--- Recorded information ---
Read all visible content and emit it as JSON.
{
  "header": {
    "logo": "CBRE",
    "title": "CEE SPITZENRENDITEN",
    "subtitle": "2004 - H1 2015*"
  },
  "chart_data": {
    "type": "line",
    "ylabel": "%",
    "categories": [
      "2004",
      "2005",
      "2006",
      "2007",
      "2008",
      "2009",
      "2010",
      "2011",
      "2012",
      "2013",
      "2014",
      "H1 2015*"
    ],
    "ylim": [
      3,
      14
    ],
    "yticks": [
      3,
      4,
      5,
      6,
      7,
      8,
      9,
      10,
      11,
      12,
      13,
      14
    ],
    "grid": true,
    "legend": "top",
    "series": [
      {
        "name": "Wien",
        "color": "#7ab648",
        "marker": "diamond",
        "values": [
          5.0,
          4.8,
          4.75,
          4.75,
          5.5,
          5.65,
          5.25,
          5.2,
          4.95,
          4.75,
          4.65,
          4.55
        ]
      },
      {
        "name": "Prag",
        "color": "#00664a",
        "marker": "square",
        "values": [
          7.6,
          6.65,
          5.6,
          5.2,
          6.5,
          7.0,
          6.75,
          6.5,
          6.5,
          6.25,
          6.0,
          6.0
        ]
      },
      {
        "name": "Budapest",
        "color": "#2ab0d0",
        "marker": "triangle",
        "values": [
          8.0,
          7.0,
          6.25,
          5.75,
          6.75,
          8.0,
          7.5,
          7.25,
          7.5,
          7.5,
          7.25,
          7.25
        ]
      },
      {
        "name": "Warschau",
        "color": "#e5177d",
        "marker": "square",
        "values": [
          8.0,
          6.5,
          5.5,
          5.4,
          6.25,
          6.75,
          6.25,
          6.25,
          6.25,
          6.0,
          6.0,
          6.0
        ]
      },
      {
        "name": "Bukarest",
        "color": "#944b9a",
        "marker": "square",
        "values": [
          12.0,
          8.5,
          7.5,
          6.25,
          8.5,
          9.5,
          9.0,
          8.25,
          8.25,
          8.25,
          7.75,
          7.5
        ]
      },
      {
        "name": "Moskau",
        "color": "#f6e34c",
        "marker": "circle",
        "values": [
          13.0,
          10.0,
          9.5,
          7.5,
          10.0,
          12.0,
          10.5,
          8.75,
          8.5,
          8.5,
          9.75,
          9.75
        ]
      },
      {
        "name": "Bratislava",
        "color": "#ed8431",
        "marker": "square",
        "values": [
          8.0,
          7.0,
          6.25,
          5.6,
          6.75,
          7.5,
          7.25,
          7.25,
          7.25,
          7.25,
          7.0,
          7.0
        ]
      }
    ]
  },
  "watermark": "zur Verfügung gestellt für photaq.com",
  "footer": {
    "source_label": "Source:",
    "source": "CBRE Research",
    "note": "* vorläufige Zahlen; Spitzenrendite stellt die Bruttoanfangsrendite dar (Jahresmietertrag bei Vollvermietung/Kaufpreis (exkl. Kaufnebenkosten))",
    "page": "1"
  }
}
---
Task to carry out
Extract the full set of entries word for word.

Output for this task
Read all visible content and emit it as JSON.
{
  "header": {
    "logo": "CBRE",
    "title": "CEE SPITZENRENDITEN",
    "subtitle": "2004 - H1 2015*"
  },
  "chart_data": {
    "type": "line",
    "ylabel": "%",
    "categories": [
      "2004",
      "2005",
      "2006",
      "2007",
      "2008",
      "2009",
      "2010",
      "2011",
      "2012",
      "2013",
      "2014",
      "H1 2015*"
    ],
    "ylim": [
      3,
      14
    ],
    "yticks": [
      3,
      4,
      5,
      6,
      7,
      8,
      9,
      10,
      11,
      12,
      13,
      14
    ],
    "grid": true,
    "legend": "top",
    "series": [
      {
        "name": "Wien",
        "color": "#7ab648",
        "marker": "diamond",
        "values": [
          5.0,
          4.8,
          4.75,
          4.75,
          5.5,
          5.65,
          5.25,
          5.2,
          4.95,
          4.75,
          4.65,
          4.55
        ]
      },
      {
        "name": "Prag",
        "color": "#00664a",
        "marker": "square",
        "values": [
          7.6,
          6.65,
          5.6,
          5.2,
          6.5,
          7.0,
          6.75,
          6.5,
          6.5,
          6.25,
          6.0,
          6.0
        ]
      },
      {
        "name": "Budapest",
        "color": "#2ab0d0",
        "marker": "triangle",
        "values": [
          8.0,
          7.0,
          6.25,
          5.75,
          6.75,
          8.0,
          7.5,
          7.25,
          7.5,
          7.5,
          7.25,
          7.25
        ]
      },
      {
        "name": "Warschau",
        "color": "#e5177d",
        "marker": "square",
        "values": [
          8.0,
          6.5,
          5.5,
          5.4,
          6.25,
          6.75,
          6.25,
          6.25,
          6.25,
          6.0,
          6.0,
          6.0
        ]
      },
      {
        "name": "Bukarest",
        "color": "#944b9a",
        "marker": "square",
        "values": [
          12.0,
          8.5,
          7.5,
          6.25,
          8.5,
          9.5,
          9.0,
          8.25,
          8.25,
          8.25,
          7.75,
          7.5
        ]
      },
      {
        "name": "Moskau",
        "color": "#f6e34c",
        "marker": "circle",
        "values": [
          13.0,
          10.0,
          9.5,
          7.5,
          10.0,
          12.0,
          10.5,
          8.75,
          8.5,
          8.5,
          9.75,
          9.75
        ]
      },
      {
        "name": "Bratislava",
        "color": "#ed8431",
        "marker": "square",
        "values": [
          8.0,
          7.0,
          6.25,
          5.6,
          6.75,
          7.5,
          7.25,
          7.25,
          7.25,
          7.25,
          7.0,
          7.0
        ]
      }
    ]
  },
  "watermark": "zur Verfügung gestellt für photaq.com",
  "footer": {
    "source_label": "Source:",
    "source": "CBRE Research",
    "note": "* vorläufige Zahlen; Spitzenrendite stellt die Bruttoanfangsrendite dar (Jahresmietertrag bei Vollvermietung/Kaufpreis (exkl. Kaufnebenkosten))",
    "page": "1"
  }
}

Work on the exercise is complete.